===== Dataset =====

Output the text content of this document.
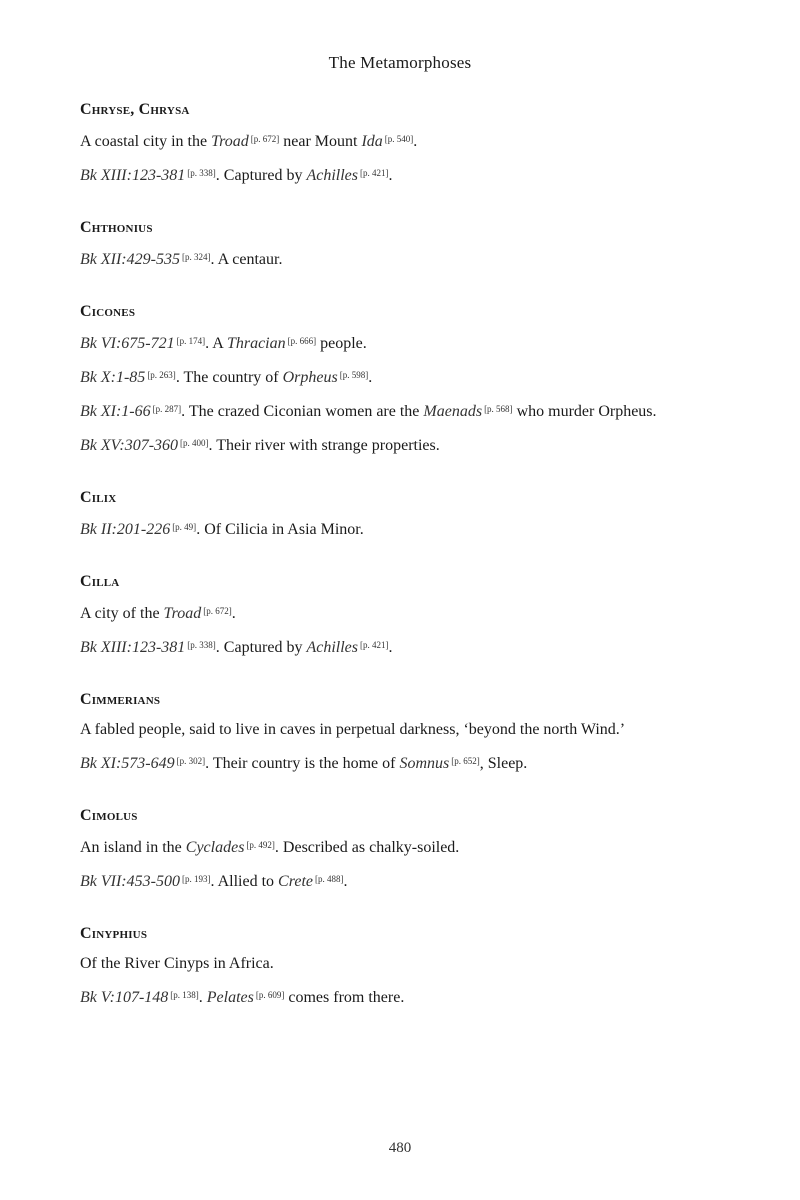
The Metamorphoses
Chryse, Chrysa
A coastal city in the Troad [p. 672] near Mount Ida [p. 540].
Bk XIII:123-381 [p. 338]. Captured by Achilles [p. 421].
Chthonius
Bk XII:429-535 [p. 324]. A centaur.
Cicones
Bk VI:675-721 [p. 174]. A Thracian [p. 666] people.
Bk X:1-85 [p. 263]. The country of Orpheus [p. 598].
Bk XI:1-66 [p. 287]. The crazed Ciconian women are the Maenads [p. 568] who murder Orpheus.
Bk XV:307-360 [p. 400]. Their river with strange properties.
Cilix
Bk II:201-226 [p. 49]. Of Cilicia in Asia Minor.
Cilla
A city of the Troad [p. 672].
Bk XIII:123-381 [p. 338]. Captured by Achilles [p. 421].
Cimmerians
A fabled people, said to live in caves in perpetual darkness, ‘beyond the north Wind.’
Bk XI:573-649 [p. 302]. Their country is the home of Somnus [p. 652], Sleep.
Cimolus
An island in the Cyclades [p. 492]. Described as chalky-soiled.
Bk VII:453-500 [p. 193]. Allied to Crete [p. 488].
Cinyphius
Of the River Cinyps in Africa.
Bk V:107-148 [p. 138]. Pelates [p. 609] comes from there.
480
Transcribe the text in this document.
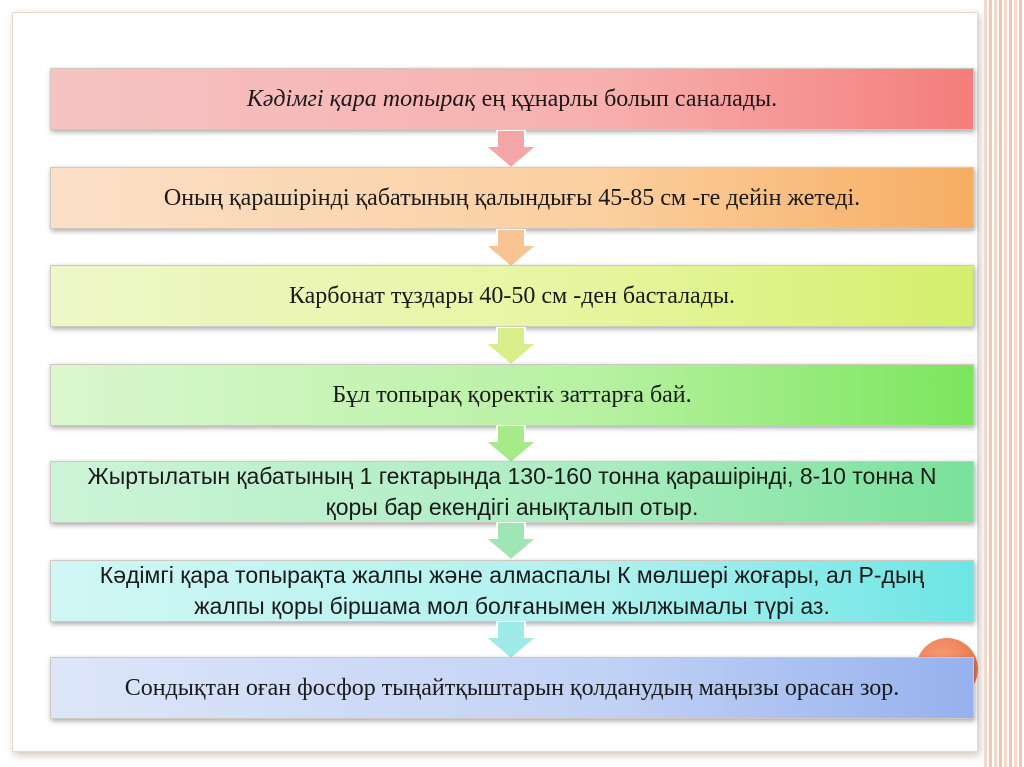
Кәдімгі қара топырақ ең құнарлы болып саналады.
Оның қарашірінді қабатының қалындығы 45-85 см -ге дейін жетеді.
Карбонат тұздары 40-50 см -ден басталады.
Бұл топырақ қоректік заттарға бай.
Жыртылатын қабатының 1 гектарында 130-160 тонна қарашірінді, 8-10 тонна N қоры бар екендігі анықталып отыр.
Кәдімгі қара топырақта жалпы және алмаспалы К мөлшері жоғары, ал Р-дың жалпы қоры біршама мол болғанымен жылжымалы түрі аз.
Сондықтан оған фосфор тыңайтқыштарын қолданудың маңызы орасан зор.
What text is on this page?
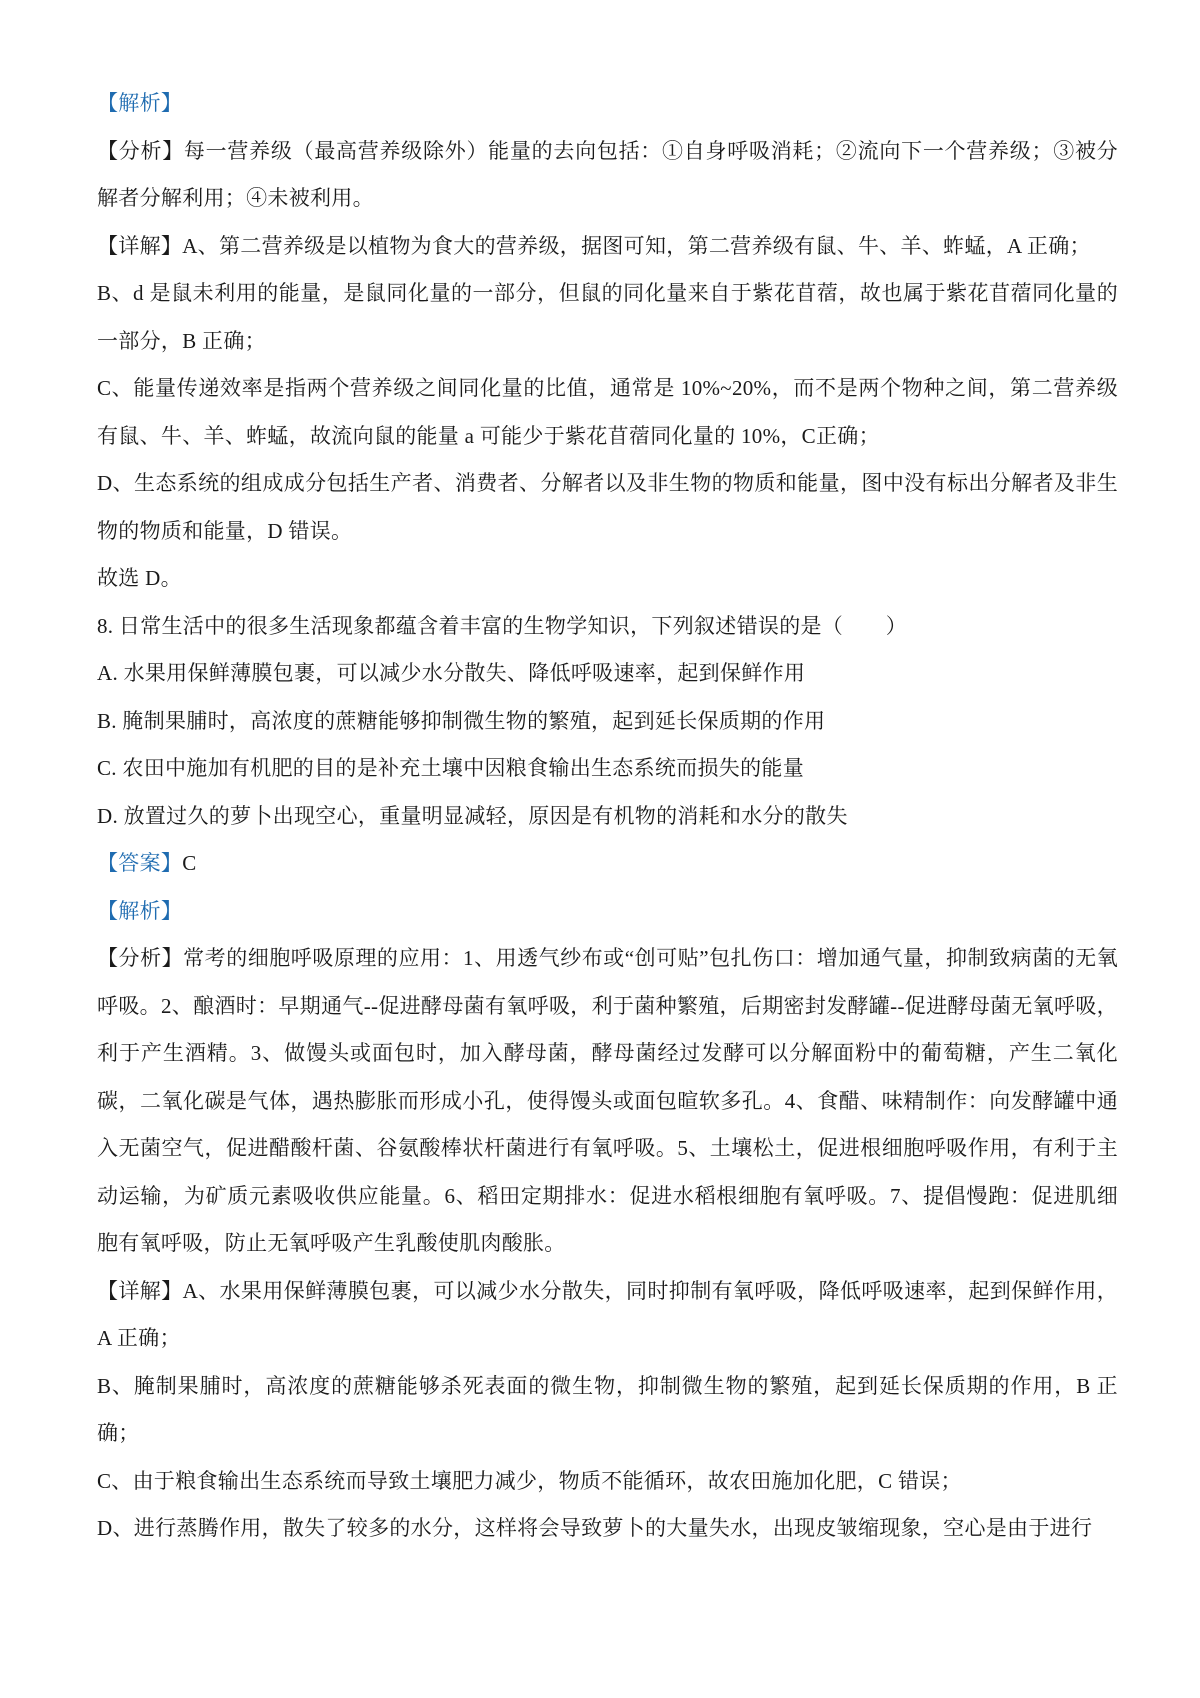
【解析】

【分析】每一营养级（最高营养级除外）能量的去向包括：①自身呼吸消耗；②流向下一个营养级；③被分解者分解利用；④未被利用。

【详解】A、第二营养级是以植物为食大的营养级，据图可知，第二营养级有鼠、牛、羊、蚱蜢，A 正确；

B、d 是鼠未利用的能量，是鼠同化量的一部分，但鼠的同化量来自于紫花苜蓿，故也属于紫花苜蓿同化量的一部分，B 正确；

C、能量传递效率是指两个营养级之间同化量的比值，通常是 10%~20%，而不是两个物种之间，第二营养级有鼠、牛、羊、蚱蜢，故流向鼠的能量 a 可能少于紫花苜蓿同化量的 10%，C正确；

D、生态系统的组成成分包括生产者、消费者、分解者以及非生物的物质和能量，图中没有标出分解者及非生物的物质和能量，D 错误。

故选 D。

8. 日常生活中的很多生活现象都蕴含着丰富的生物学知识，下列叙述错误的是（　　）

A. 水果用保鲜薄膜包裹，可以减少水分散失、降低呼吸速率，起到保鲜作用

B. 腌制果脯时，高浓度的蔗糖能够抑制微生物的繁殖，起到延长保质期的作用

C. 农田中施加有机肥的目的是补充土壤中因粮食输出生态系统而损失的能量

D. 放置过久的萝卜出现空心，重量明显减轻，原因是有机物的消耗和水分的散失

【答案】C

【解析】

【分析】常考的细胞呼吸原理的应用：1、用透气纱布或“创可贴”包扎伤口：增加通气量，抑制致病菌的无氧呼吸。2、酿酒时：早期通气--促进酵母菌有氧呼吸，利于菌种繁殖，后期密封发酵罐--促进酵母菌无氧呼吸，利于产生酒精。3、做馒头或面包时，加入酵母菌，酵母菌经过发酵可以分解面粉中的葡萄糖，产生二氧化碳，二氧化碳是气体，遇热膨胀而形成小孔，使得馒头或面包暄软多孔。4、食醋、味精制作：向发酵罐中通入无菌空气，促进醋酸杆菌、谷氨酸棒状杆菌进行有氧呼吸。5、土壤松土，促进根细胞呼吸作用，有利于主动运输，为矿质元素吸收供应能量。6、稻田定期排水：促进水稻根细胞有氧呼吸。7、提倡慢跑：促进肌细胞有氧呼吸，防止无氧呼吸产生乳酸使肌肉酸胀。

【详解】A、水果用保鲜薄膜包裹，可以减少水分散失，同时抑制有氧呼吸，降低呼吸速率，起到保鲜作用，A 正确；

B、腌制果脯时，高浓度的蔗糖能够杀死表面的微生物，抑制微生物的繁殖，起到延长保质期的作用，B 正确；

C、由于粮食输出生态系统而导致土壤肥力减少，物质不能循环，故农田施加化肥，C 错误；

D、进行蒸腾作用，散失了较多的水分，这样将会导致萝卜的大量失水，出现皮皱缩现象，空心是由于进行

=====

**Given request**
Above are the records; copy every line in them that holds the word "country".

**Expected answer**
Bk X:1-85 [p. 263]. The country of Orpheus [p. 598].
Bk XI:573-649 [p. 302]. Their country is the home of Somnus [p. 652], Sleep.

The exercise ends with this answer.